● **Your task**: Return the data exactly, with all pictures removed.
* Start Given data *
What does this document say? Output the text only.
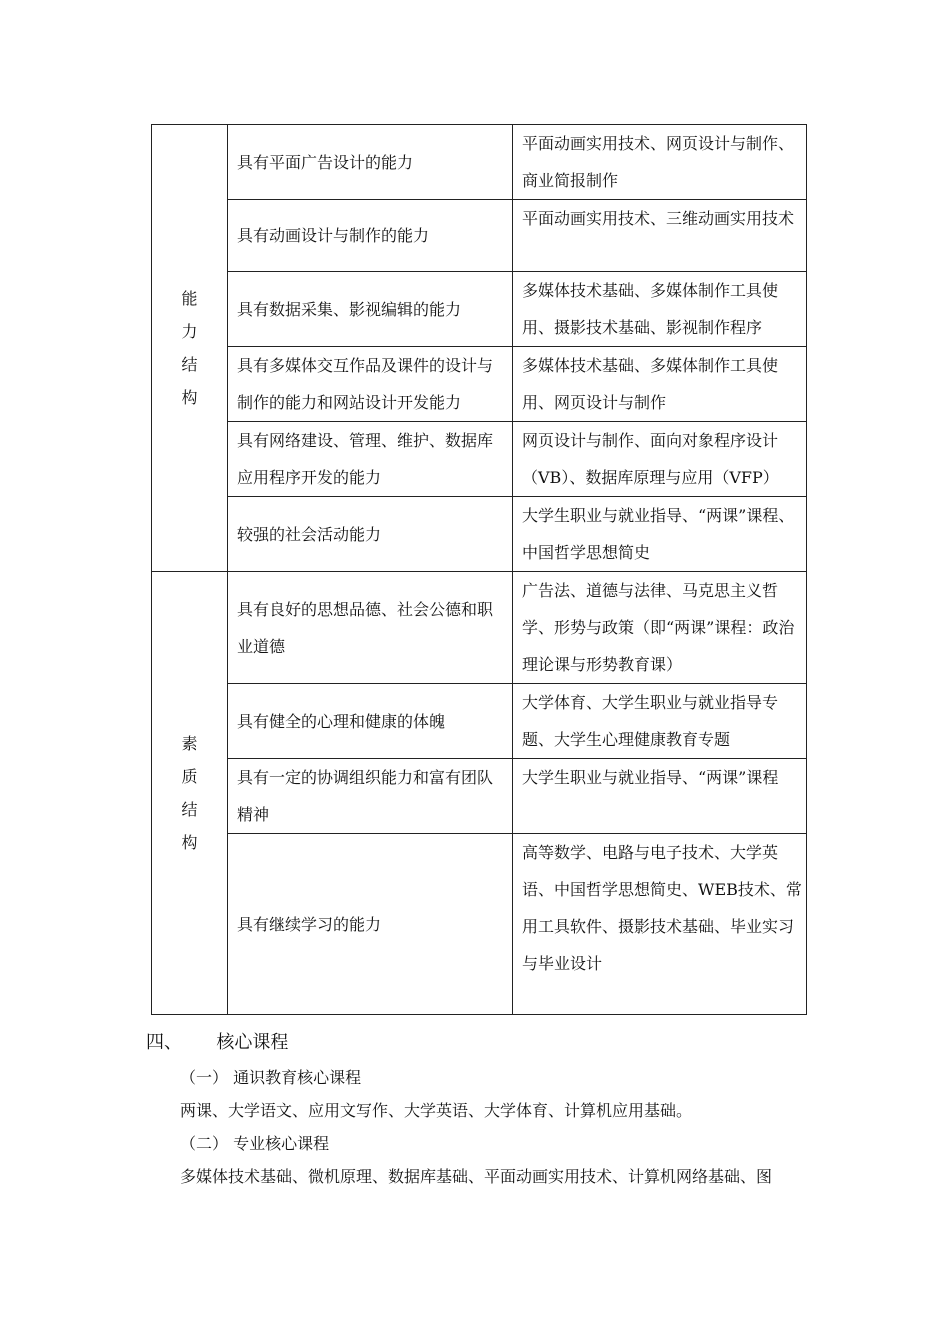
能力结构	具有平面广告设计的能力	平面动画实用技术、网页设计与制作、商业简报制作
	具有动画设计与制作的能力	平面动画实用技术、三维动画实用技术
	具有数据采集、影视编辑的能力	多媒体技术基础、多媒体制作工具使用、摄影技术基础、影视制作程序
	具有多媒体交互作品及课件的设计与制作的能力和网站设计开发能力	多媒体技术基础、多媒体制作工具使用、网页设计与制作
	具有网络建设、管理、维护、数据库应用程序开发的能力	网页设计与制作、面向对象程序设计（VB）、数据库原理与应用（VFP）
	较强的社会活动能力	大学生职业与就业指导、“两课”课程、中国哲学思想简史
素质结构	具有良好的思想品德、社会公德和职业道德	广告法、道德与法律、马克思主义哲学、形势与政策（即“两课”课程：政治理论课与形势教育课）
	具有健全的心理和健康的体魄	大学体育、大学生职业与就业指导专题、大学生心理健康教育专题
	具有一定的协调组织能力和富有团队精神	大学生职业与就业指导、“两课”课程
	具有继续学习的能力	高等数学、电路与电子技术、大学英语、中国哲学思想简史、WEB技术、常用工具软件、摄影技术基础、毕业实习与毕业设计
四、 核心课程
（一） 通识教育核心课程
两课、大学语文、应用文写作、大学英语、大学体育、计算机应用基础。
（二） 专业核心课程
多媒体技术基础、微机原理、数据库基础、平面动画实用技术、计算机网络基础、图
* End Given data *
● **Right answer**:
What does this document say? Output the text only.
能力结构	具有平面广告设计的能力	平面动画实用技术、网页设计与制作、商业简报制作
	具有动画设计与制作的能力	平面动画实用技术、三维动画实用技术
	具有数据采集、影视编辑的能力	多媒体技术基础、多媒体制作工具使用、摄影技术基础、影视制作程序
	具有多媒体交互作品及课件的设计与制作的能力和网站设计开发能力	多媒体技术基础、多媒体制作工具使用、网页设计与制作
	具有网络建设、管理、维护、数据库应用程序开发的能力	网页设计与制作、面向对象程序设计（VB）、数据库原理与应用（VFP）
	较强的社会活动能力	大学生职业与就业指导、“两课”课程、中国哲学思想简史
素质结构	具有良好的思想品德、社会公德和职业道德	广告法、道德与法律、马克思主义哲学、形势与政策（即“两课”课程：政治理论课与形势教育课）
	具有健全的心理和健康的体魄	大学体育、大学生职业与就业指导专题、大学生心理健康教育专题
	具有一定的协调组织能力和富有团队精神	大学生职业与就业指导、“两课”课程
	具有继续学习的能力	高等数学、电路与电子技术、大学英语、中国哲学思想简史、WEB技术、常用工具软件、摄影技术基础、毕业实习与毕业设计
四、 核心课程
（一） 通识教育核心课程
两课、大学语文、应用文写作、大学英语、大学体育、计算机应用基础。
（二） 专业核心课程
多媒体技术基础、微机原理、数据库基础、平面动画实用技术、计算机网络基础、图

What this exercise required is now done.